DIRECTIONS:
Write out every entry word for word.

ITEMS:
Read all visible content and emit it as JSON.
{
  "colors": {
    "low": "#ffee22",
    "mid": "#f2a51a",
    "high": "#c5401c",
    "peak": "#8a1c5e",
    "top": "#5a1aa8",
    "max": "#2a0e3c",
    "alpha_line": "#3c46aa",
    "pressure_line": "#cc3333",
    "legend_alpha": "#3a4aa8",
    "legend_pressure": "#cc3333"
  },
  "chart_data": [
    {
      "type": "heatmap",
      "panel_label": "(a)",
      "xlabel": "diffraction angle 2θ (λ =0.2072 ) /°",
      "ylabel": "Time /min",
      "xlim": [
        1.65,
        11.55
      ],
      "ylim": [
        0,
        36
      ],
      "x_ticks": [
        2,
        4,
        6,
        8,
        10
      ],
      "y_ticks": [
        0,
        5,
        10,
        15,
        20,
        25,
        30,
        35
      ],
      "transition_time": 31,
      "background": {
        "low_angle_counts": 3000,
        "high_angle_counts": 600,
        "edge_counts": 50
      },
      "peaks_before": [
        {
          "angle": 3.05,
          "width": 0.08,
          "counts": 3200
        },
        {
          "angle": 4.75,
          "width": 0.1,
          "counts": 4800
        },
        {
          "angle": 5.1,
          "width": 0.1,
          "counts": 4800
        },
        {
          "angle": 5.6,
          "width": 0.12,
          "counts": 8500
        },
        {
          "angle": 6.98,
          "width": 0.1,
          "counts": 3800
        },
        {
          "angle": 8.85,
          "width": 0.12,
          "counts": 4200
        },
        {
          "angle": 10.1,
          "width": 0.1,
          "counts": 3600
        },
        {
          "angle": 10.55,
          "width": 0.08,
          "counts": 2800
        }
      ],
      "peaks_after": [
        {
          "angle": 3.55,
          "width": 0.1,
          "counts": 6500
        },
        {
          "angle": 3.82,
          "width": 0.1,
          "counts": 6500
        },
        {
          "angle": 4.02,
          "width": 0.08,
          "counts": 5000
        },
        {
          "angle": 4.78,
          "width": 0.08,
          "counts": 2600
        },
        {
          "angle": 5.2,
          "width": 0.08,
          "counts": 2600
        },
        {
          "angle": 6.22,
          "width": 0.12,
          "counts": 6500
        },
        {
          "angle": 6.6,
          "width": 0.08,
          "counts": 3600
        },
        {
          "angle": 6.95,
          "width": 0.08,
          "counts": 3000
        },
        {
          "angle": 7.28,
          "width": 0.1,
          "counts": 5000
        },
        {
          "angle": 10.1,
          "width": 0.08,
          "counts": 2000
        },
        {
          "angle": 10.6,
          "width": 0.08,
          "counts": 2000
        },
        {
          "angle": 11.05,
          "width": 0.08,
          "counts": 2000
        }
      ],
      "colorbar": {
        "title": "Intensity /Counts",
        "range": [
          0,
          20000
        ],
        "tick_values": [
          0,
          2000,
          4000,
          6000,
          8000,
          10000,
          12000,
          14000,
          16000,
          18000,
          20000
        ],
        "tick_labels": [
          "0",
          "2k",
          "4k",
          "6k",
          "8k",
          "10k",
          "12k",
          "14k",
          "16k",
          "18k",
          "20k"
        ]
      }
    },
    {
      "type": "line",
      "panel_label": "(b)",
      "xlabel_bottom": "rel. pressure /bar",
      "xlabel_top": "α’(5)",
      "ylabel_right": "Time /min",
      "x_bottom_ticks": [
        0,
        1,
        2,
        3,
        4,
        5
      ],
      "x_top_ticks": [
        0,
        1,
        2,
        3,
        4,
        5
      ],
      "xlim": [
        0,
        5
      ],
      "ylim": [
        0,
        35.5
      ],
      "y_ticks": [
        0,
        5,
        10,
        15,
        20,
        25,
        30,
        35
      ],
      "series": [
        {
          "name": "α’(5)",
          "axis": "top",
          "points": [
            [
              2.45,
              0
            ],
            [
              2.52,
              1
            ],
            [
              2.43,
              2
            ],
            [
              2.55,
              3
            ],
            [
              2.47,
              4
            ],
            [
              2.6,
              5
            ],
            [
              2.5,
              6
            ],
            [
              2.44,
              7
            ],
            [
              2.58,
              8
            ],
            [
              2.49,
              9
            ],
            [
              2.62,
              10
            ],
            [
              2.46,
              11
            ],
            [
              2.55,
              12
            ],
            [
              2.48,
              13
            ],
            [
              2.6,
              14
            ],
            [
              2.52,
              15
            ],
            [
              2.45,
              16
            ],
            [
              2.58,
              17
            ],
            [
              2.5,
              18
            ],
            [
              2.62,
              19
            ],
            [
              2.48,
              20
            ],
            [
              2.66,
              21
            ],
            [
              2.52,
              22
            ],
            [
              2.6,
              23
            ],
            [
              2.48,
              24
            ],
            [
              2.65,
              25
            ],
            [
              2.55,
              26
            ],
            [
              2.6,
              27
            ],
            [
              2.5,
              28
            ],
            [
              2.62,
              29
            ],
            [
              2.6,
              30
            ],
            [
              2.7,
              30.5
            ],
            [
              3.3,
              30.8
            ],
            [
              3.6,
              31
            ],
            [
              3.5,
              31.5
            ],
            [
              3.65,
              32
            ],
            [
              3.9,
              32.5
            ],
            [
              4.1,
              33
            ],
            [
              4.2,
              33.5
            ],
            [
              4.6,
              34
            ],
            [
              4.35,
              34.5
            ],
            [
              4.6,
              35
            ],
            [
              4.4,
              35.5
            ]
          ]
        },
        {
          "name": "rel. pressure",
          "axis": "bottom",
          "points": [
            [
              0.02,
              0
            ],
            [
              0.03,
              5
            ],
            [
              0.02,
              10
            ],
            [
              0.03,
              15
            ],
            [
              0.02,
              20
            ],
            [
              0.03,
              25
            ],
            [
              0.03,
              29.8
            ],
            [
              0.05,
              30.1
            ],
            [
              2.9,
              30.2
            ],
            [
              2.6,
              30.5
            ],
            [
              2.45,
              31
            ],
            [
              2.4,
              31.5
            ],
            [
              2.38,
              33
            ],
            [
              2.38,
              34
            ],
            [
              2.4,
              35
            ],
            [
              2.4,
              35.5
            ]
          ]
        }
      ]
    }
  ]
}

EXERCISE SOLUTION:
Read all visible content and emit it as JSON.
{
  "colors": {
    "low": "#ffee22",
    "mid": "#f2a51a",
    "high": "#c5401c",
    "peak": "#8a1c5e",
    "top": "#5a1aa8",
    "max": "#2a0e3c",
    "alpha_line": "#3c46aa",
    "pressure_line": "#cc3333",
    "legend_alpha": "#3a4aa8",
    "legend_pressure": "#cc3333"
  },
  "chart_data": [
    {
      "type": "heatmap",
      "panel_label": "(a)",
      "xlabel": "diffraction angle 2θ (λ =0.2072 ) /°",
      "ylabel": "Time /min",
      "xlim": [
        1.65,
        11.55
      ],
      "ylim": [
        0,
        36
      ],
      "x_ticks": [
        2,
        4,
        6,
        8,
        10
      ],
      "y_ticks": [
        0,
        5,
        10,
        15,
        20,
        25,
        30,
        35
      ],
      "transition_time": 31,
      "background": {
        "low_angle_counts": 3000,
        "high_angle_counts": 600,
        "edge_counts": 50
      },
      "peaks_before": [
        {
          "angle": 3.05,
          "width": 0.08,
          "counts": 3200
        },
        {
          "angle": 4.75,
          "width": 0.1,
          "counts": 4800
        },
        {
          "angle": 5.1,
          "width": 0.1,
          "counts": 4800
        },
        {
          "angle": 5.6,
          "width": 0.12,
          "counts": 8500
        },
        {
          "angle": 6.98,
          "width": 0.1,
          "counts": 3800
        },
        {
          "angle": 8.85,
          "width": 0.12,
          "counts": 4200
        },
        {
          "angle": 10.1,
          "width": 0.1,
          "counts": 3600
        },
        {
          "angle": 10.55,
          "width": 0.08,
          "counts": 2800
        }
      ],
      "peaks_after": [
        {
          "angle": 3.55,
          "width": 0.1,
          "counts": 6500
        },
        {
          "angle": 3.82,
          "width": 0.1,
          "counts": 6500
        },
        {
          "angle": 4.02,
          "width": 0.08,
          "counts": 5000
        },
        {
          "angle": 4.78,
          "width": 0.08,
          "counts": 2600
        },
        {
          "angle": 5.2,
          "width": 0.08,
          "counts": 2600
        },
        {
          "angle": 6.22,
          "width": 0.12,
          "counts": 6500
        },
        {
          "angle": 6.6,
          "width": 0.08,
          "counts": 3600
        },
        {
          "angle": 6.95,
          "width": 0.08,
          "counts": 3000
        },
        {
          "angle": 7.28,
          "width": 0.1,
          "counts": 5000
        },
        {
          "angle": 10.1,
          "width": 0.08,
          "counts": 2000
        },
        {
          "angle": 10.6,
          "width": 0.08,
          "counts": 2000
        },
        {
          "angle": 11.05,
          "width": 0.08,
          "counts": 2000
        }
      ],
      "colorbar": {
        "title": "Intensity /Counts",
        "range": [
          0,
          20000
        ],
        "tick_values": [
          0,
          2000,
          4000,
          6000,
          8000,
          10000,
          12000,
          14000,
          16000,
          18000,
          20000
        ],
        "tick_labels": [
          "0",
          "2k",
          "4k",
          "6k",
          "8k",
          "10k",
          "12k",
          "14k",
          "16k",
          "18k",
          "20k"
        ]
      }
    },
    {
      "type": "line",
      "panel_label": "(b)",
      "xlabel_bottom": "rel. pressure /bar",
      "xlabel_top": "α’(5)",
      "ylabel_right": "Time /min",
      "x_bottom_ticks": [
        0,
        1,
        2,
        3,
        4,
        5
      ],
      "x_top_ticks": [
        0,
        1,
        2,
        3,
        4,
        5
      ],
      "xlim": [
        0,
        5
      ],
      "ylim": [
        0,
        35.5
      ],
      "y_ticks": [
        0,
        5,
        10,
        15,
        20,
        25,
        30,
        35
      ],
      "series": [
        {
          "name": "α’(5)",
          "axis": "top",
          "points": [
            [
              2.45,
              0
            ],
            [
              2.52,
              1
            ],
            [
              2.43,
              2
            ],
            [
              2.55,
              3
            ],
            [
              2.47,
              4
            ],
            [
              2.6,
              5
            ],
            [
              2.5,
              6
            ],
            [
              2.44,
              7
            ],
            [
              2.58,
              8
            ],
            [
              2.49,
              9
            ],
            [
              2.62,
              10
            ],
            [
              2.46,
              11
            ],
            [
              2.55,
              12
            ],
            [
              2.48,
              13
            ],
            [
              2.6,
              14
            ],
            [
              2.52,
              15
            ],
            [
              2.45,
              16
            ],
            [
              2.58,
              17
            ],
            [
              2.5,
              18
            ],
            [
              2.62,
              19
            ],
            [
              2.48,
              20
            ],
            [
              2.66,
              21
            ],
            [
              2.52,
              22
            ],
            [
              2.6,
              23
            ],
            [
              2.48,
              24
            ],
            [
              2.65,
              25
            ],
            [
              2.55,
              26
            ],
            [
              2.6,
              27
            ],
            [
              2.5,
              28
            ],
            [
              2.62,
              29
            ],
            [
              2.6,
              30
            ],
            [
              2.7,
              30.5
            ],
            [
              3.3,
              30.8
            ],
            [
              3.6,
              31
            ],
            [
              3.5,
              31.5
            ],
            [
              3.65,
              32
            ],
            [
              3.9,
              32.5
            ],
            [
              4.1,
              33
            ],
            [
              4.2,
              33.5
            ],
            [
              4.6,
              34
            ],
            [
              4.35,
              34.5
            ],
            [
              4.6,
              35
            ],
            [
              4.4,
              35.5
            ]
          ]
        },
        {
          "name": "rel. pressure",
          "axis": "bottom",
          "points": [
            [
              0.02,
              0
            ],
            [
              0.03,
              5
            ],
            [
              0.02,
              10
            ],
            [
              0.03,
              15
            ],
            [
              0.02,
              20
            ],
            [
              0.03,
              25
            ],
            [
              0.03,
              29.8
            ],
            [
              0.05,
              30.1
            ],
            [
              2.9,
              30.2
            ],
            [
              2.6,
              30.5
            ],
            [
              2.45,
              31
            ],
            [
              2.4,
              31.5
            ],
            [
              2.38,
              33
            ],
            [
              2.38,
              34
            ],
            [
              2.4,
              35
            ],
            [
              2.4,
              35.5
            ]
          ]
        }
      ]
    }
  ]
}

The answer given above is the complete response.